Stored dataset items
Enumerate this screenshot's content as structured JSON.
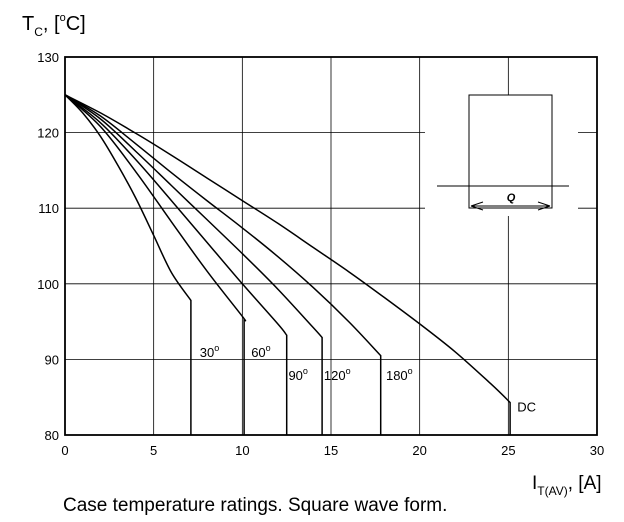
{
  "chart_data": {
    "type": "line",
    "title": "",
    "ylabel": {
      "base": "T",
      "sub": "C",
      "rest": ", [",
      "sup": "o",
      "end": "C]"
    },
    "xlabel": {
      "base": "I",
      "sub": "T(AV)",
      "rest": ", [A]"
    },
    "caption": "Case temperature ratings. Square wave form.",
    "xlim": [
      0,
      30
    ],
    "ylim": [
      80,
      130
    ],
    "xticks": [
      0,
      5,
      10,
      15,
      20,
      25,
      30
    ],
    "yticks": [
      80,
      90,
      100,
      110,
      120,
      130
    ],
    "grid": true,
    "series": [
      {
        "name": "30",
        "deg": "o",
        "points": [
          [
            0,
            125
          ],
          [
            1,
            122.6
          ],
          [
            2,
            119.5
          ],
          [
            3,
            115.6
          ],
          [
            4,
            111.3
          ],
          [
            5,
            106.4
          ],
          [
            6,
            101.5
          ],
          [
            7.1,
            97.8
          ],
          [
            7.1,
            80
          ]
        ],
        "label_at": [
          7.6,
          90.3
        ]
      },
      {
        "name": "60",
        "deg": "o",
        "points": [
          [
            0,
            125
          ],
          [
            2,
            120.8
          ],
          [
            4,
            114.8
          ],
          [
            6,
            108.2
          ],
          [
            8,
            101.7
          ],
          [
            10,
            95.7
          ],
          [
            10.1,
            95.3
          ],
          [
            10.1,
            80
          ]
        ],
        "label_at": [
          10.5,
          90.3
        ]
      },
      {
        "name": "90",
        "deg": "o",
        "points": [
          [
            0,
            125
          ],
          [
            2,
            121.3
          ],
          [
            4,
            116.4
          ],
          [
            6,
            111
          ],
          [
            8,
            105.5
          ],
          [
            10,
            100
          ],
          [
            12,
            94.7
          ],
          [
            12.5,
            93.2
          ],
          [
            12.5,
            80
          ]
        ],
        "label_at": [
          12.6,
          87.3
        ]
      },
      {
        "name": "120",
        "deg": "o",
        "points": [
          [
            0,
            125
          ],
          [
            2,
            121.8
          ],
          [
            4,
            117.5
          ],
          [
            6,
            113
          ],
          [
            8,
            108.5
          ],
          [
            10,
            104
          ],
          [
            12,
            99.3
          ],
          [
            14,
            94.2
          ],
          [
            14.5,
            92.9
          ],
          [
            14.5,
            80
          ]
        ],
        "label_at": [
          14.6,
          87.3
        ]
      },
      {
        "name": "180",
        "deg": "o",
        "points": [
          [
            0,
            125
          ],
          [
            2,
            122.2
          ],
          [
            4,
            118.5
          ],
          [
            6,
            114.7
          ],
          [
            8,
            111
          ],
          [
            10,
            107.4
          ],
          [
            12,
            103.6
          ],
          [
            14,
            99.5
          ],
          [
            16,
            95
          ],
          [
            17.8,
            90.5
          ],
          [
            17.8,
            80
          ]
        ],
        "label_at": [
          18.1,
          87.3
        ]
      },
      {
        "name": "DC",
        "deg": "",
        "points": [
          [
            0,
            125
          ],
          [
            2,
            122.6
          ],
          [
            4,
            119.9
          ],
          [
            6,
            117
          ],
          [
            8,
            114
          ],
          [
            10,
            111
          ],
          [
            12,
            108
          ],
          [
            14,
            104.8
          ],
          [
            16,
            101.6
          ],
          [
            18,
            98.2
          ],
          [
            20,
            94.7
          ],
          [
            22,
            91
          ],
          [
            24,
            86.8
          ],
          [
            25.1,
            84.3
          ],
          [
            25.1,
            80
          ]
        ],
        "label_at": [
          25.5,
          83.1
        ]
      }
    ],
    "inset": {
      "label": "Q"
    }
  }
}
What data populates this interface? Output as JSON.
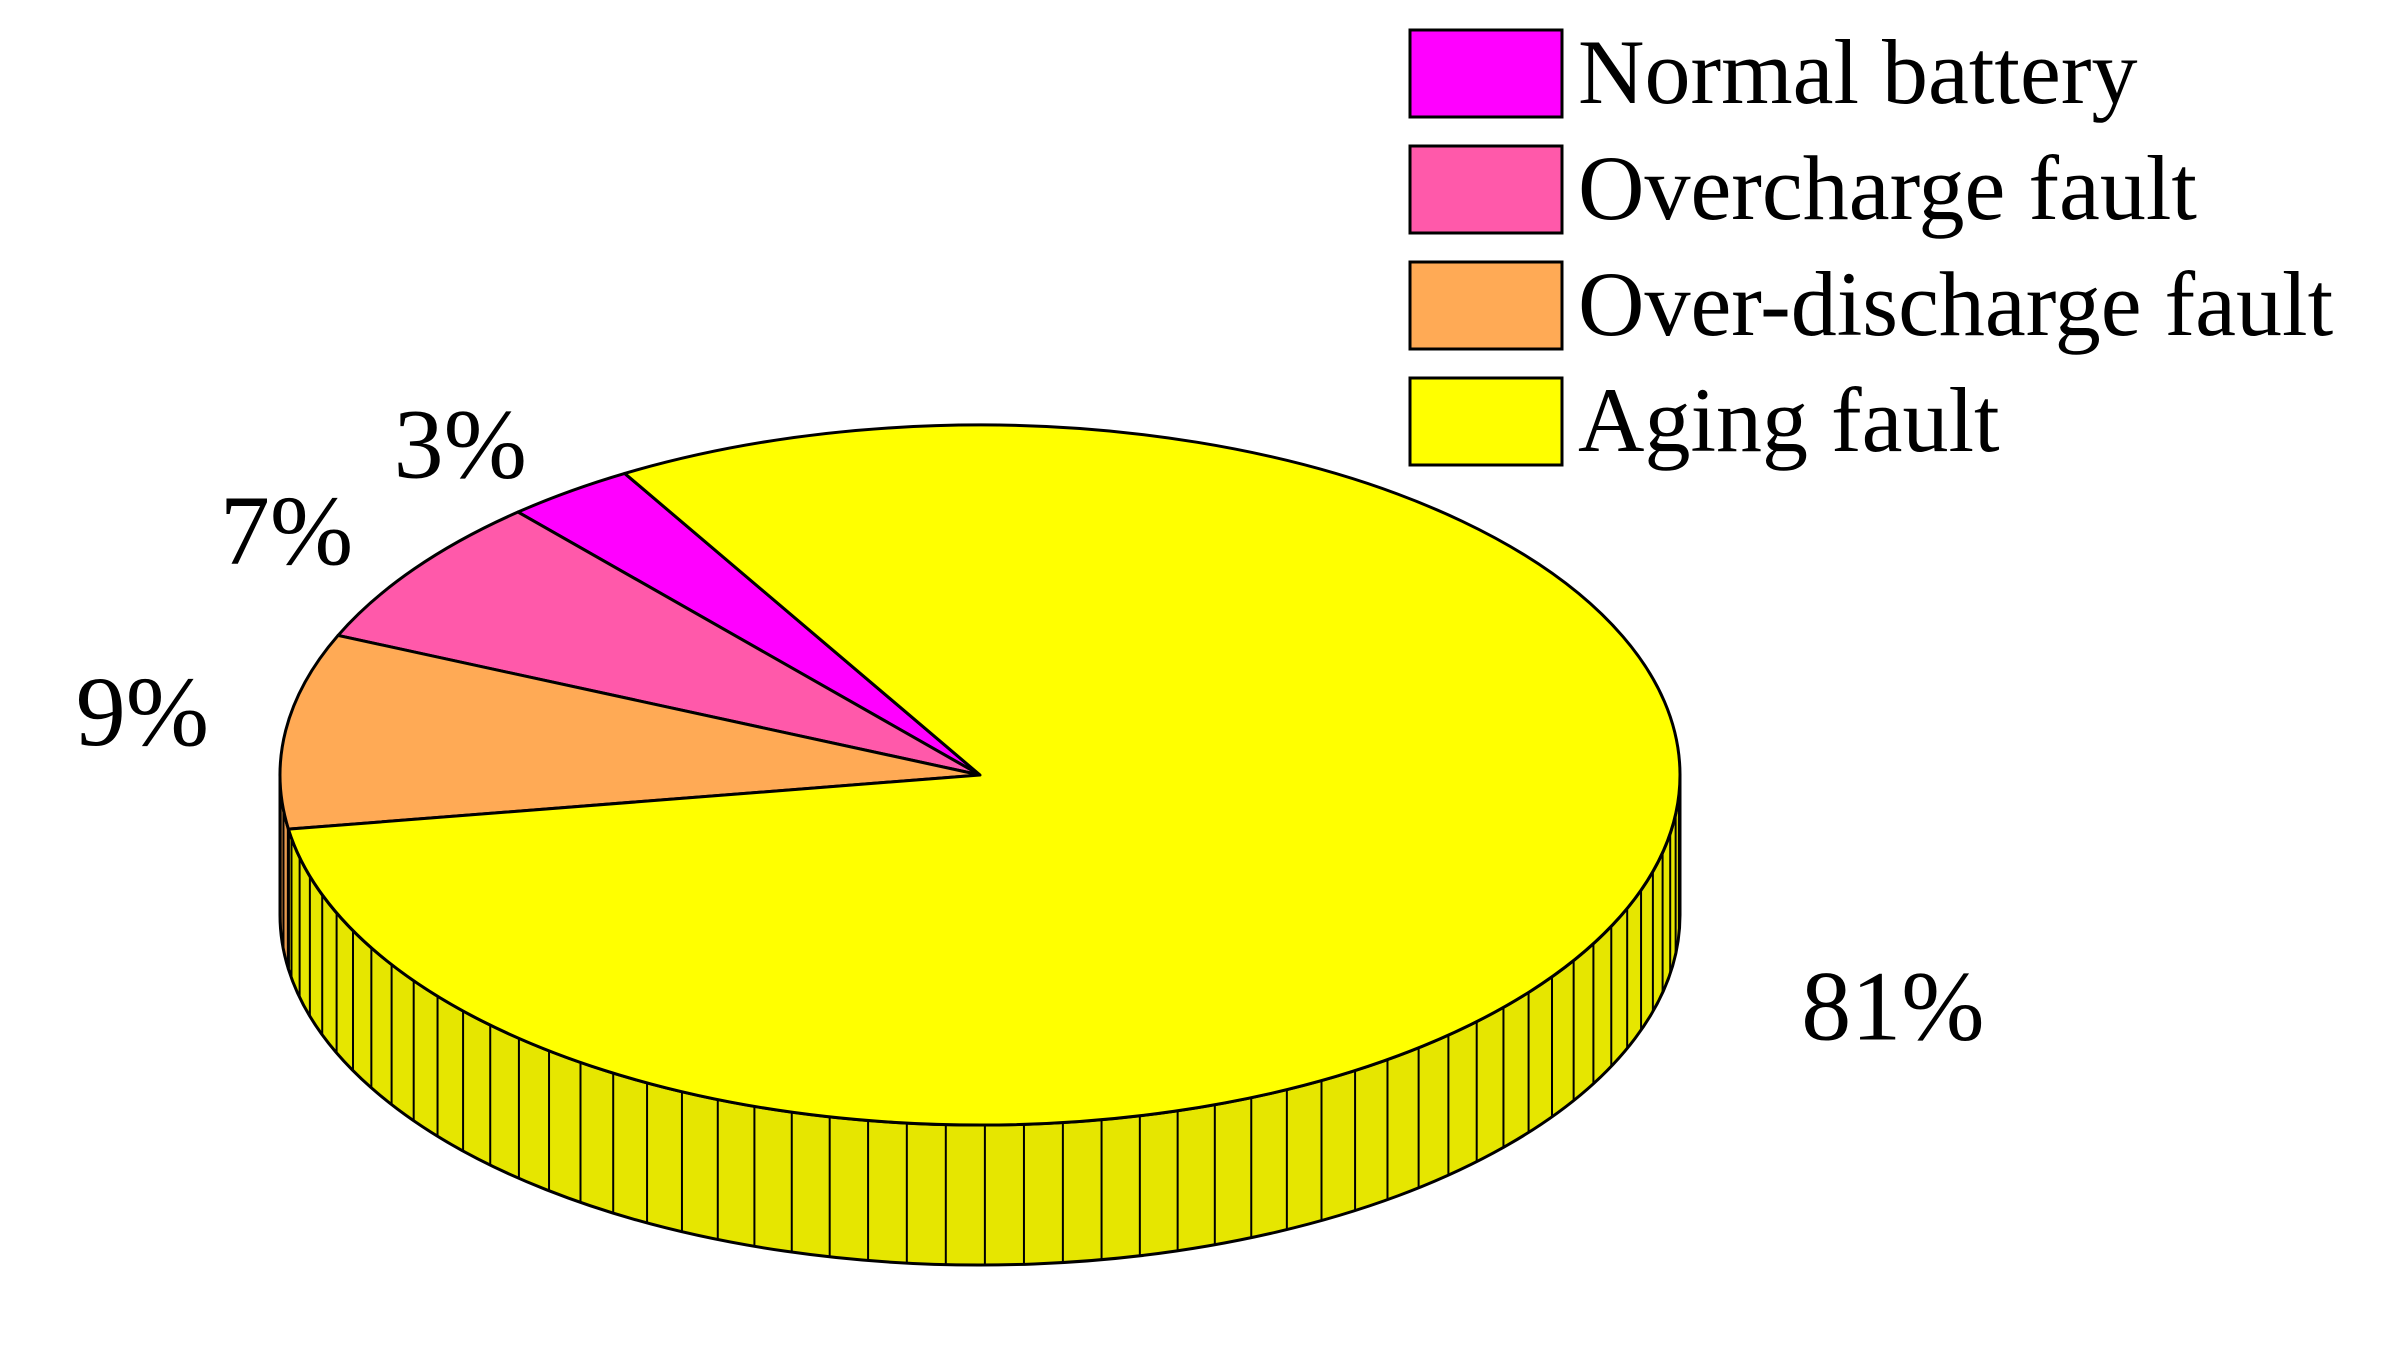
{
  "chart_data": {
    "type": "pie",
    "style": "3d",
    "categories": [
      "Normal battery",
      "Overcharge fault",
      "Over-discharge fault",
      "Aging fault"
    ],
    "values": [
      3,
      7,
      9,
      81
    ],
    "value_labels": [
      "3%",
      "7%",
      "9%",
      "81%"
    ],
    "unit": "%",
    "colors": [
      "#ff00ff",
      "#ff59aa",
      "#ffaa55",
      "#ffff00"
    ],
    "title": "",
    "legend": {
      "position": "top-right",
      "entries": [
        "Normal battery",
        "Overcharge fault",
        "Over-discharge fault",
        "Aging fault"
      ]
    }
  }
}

# Aim of the exercise:
Write out the whole listing again, exactly, with no pictures.

# Task solution:
Enumerate this screenshot's content as structured JSON.
{
  "chart_data": {
    "type": "line",
    "title": "",
    "ylabel": {
      "base": "T",
      "sub": "C",
      "rest": ", [",
      "sup": "o",
      "end": "C]"
    },
    "xlabel": {
      "base": "I",
      "sub": "T(AV)",
      "rest": ", [A]"
    },
    "caption": "Case temperature ratings. Square wave form.",
    "xlim": [
      0,
      30
    ],
    "ylim": [
      80,
      130
    ],
    "xticks": [
      0,
      5,
      10,
      15,
      20,
      25,
      30
    ],
    "yticks": [
      80,
      90,
      100,
      110,
      120,
      130
    ],
    "grid": true,
    "series": [
      {
        "name": "30",
        "deg": "o",
        "points": [
          [
            0,
            125
          ],
          [
            1,
            122.6
          ],
          [
            2,
            119.5
          ],
          [
            3,
            115.6
          ],
          [
            4,
            111.3
          ],
          [
            5,
            106.4
          ],
          [
            6,
            101.5
          ],
          [
            7.1,
            97.8
          ],
          [
            7.1,
            80
          ]
        ],
        "label_at": [
          7.6,
          90.3
        ]
      },
      {
        "name": "60",
        "deg": "o",
        "points": [
          [
            0,
            125
          ],
          [
            2,
            120.8
          ],
          [
            4,
            114.8
          ],
          [
            6,
            108.2
          ],
          [
            8,
            101.7
          ],
          [
            10,
            95.7
          ],
          [
            10.1,
            95.3
          ],
          [
            10.1,
            80
          ]
        ],
        "label_at": [
          10.5,
          90.3
        ]
      },
      {
        "name": "90",
        "deg": "o",
        "points": [
          [
            0,
            125
          ],
          [
            2,
            121.3
          ],
          [
            4,
            116.4
          ],
          [
            6,
            111
          ],
          [
            8,
            105.5
          ],
          [
            10,
            100
          ],
          [
            12,
            94.7
          ],
          [
            12.5,
            93.2
          ],
          [
            12.5,
            80
          ]
        ],
        "label_at": [
          12.6,
          87.3
        ]
      },
      {
        "name": "120",
        "deg": "o",
        "points": [
          [
            0,
            125
          ],
          [
            2,
            121.8
          ],
          [
            4,
            117.5
          ],
          [
            6,
            113
          ],
          [
            8,
            108.5
          ],
          [
            10,
            104
          ],
          [
            12,
            99.3
          ],
          [
            14,
            94.2
          ],
          [
            14.5,
            92.9
          ],
          [
            14.5,
            80
          ]
        ],
        "label_at": [
          14.6,
          87.3
        ]
      },
      {
        "name": "180",
        "deg": "o",
        "points": [
          [
            0,
            125
          ],
          [
            2,
            122.2
          ],
          [
            4,
            118.5
          ],
          [
            6,
            114.7
          ],
          [
            8,
            111
          ],
          [
            10,
            107.4
          ],
          [
            12,
            103.6
          ],
          [
            14,
            99.5
          ],
          [
            16,
            95
          ],
          [
            17.8,
            90.5
          ],
          [
            17.8,
            80
          ]
        ],
        "label_at": [
          18.1,
          87.3
        ]
      },
      {
        "name": "DC",
        "deg": "",
        "points": [
          [
            0,
            125
          ],
          [
            2,
            122.6
          ],
          [
            4,
            119.9
          ],
          [
            6,
            117
          ],
          [
            8,
            114
          ],
          [
            10,
            111
          ],
          [
            12,
            108
          ],
          [
            14,
            104.8
          ],
          [
            16,
            101.6
          ],
          [
            18,
            98.2
          ],
          [
            20,
            94.7
          ],
          [
            22,
            91
          ],
          [
            24,
            86.8
          ],
          [
            25.1,
            84.3
          ],
          [
            25.1,
            80
          ]
        ],
        "label_at": [
          25.5,
          83.1
        ]
      }
    ],
    "inset": {
      "label": "Q"
    }
  }
}
What data populates this interface? Output as JSON.
{
  "chart_data": {
    "type": "pie",
    "style": "3d",
    "categories": [
      "Normal battery",
      "Overcharge fault",
      "Over-discharge fault",
      "Aging fault"
    ],
    "values": [
      3,
      7,
      9,
      81
    ],
    "value_labels": [
      "3%",
      "7%",
      "9%",
      "81%"
    ],
    "unit": "%",
    "colors": [
      "#ff00ff",
      "#ff59aa",
      "#ffaa55",
      "#ffff00"
    ],
    "title": "",
    "legend": {
      "position": "top-right",
      "entries": [
        "Normal battery",
        "Overcharge fault",
        "Over-discharge fault",
        "Aging fault"
      ]
    }
  }
}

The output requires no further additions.